SHORT EXERCISE: In the lines below, how many hold the word "this"? Answer only with the number.

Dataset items
----
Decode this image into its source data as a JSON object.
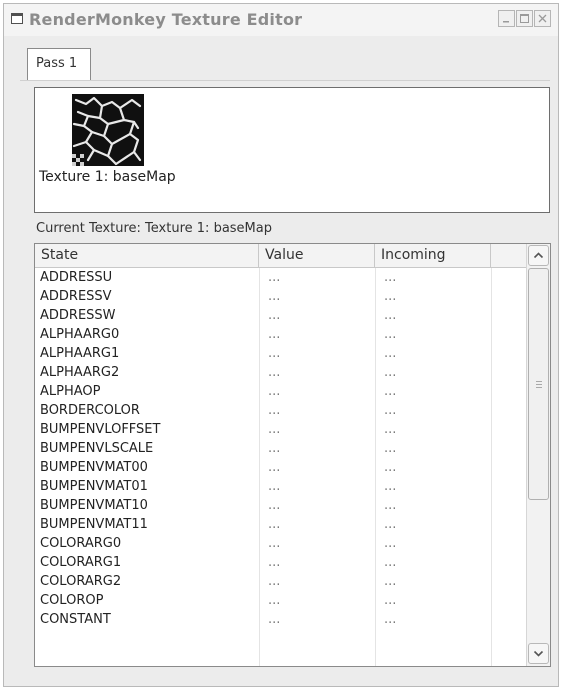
{
  "window": {
    "title": "RenderMonkey Texture Editor"
  },
  "tabs": [
    {
      "label": "Pass 1"
    }
  ],
  "preview": {
    "texture_label": "Texture 1: baseMap"
  },
  "current_texture_label": "Current Texture: Texture 1: baseMap",
  "grid": {
    "columns": [
      "State",
      "Value",
      "Incoming"
    ],
    "rows": [
      {
        "state": "ADDRESSU",
        "value": "...",
        "incoming": "..."
      },
      {
        "state": "ADDRESSV",
        "value": "...",
        "incoming": "..."
      },
      {
        "state": "ADDRESSW",
        "value": "...",
        "incoming": "..."
      },
      {
        "state": "ALPHAARG0",
        "value": "...",
        "incoming": "..."
      },
      {
        "state": "ALPHAARG1",
        "value": "...",
        "incoming": "..."
      },
      {
        "state": "ALPHAARG2",
        "value": "...",
        "incoming": "..."
      },
      {
        "state": "ALPHAOP",
        "value": "...",
        "incoming": "..."
      },
      {
        "state": "BORDERCOLOR",
        "value": "...",
        "incoming": "..."
      },
      {
        "state": "BUMPENVLOFFSET",
        "value": "...",
        "incoming": "..."
      },
      {
        "state": "BUMPENVLSCALE",
        "value": "...",
        "incoming": "..."
      },
      {
        "state": "BUMPENVMAT00",
        "value": "...",
        "incoming": "..."
      },
      {
        "state": "BUMPENVMAT01",
        "value": "...",
        "incoming": "..."
      },
      {
        "state": "BUMPENVMAT10",
        "value": "...",
        "incoming": "..."
      },
      {
        "state": "BUMPENVMAT11",
        "value": "...",
        "incoming": "..."
      },
      {
        "state": "COLORARG0",
        "value": "...",
        "incoming": "..."
      },
      {
        "state": "COLORARG1",
        "value": "...",
        "incoming": "..."
      },
      {
        "state": "COLORARG2",
        "value": "...",
        "incoming": "..."
      },
      {
        "state": "COLOROP",
        "value": "...",
        "incoming": "..."
      },
      {
        "state": "CONSTANT",
        "value": "...",
        "incoming": "..."
      }
    ]
  },
  "icons": {
    "window_icon": "window-icon",
    "minimize": "minimize-icon",
    "maximize": "maximize-icon",
    "close": "close-icon",
    "scroll_up": "chevron-up-icon",
    "scroll_down": "chevron-down-icon"
  }
}
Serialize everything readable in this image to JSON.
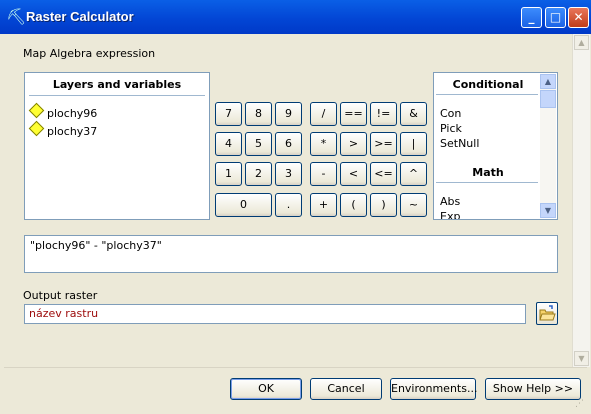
{
  "window": {
    "title": "Raster Calculator",
    "minimize": "_",
    "maximize": "□",
    "close": "✕"
  },
  "labels": {
    "expression": "Map Algebra expression",
    "output": "Output raster"
  },
  "layers_panel": {
    "header": "Layers and variables",
    "items": [
      "plochy96",
      "plochy37"
    ]
  },
  "calculator": {
    "row1": [
      "7",
      "8",
      "9",
      "/",
      "==",
      "!=",
      "&"
    ],
    "row2": [
      "4",
      "5",
      "6",
      "*",
      ">",
      ">=",
      "|"
    ],
    "row3": [
      "1",
      "2",
      "3",
      "-",
      "<",
      "<=",
      "^"
    ],
    "row4": [
      "0",
      ".",
      "+",
      "(",
      ")",
      "~"
    ]
  },
  "functions_panel": {
    "conditional_header": "Conditional",
    "conditional": [
      "Con",
      "Pick",
      "SetNull"
    ],
    "math_header": "Math",
    "math": [
      "Abs",
      "Exp"
    ]
  },
  "expression_text": "\"plochy96\" - \"plochy37\"",
  "output_raster": "název rastru",
  "buttons": {
    "ok": "OK",
    "cancel": "Cancel",
    "environments": "Environments...",
    "show_help": "Show Help >>"
  }
}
----
PROBLEM SOLUTION: 2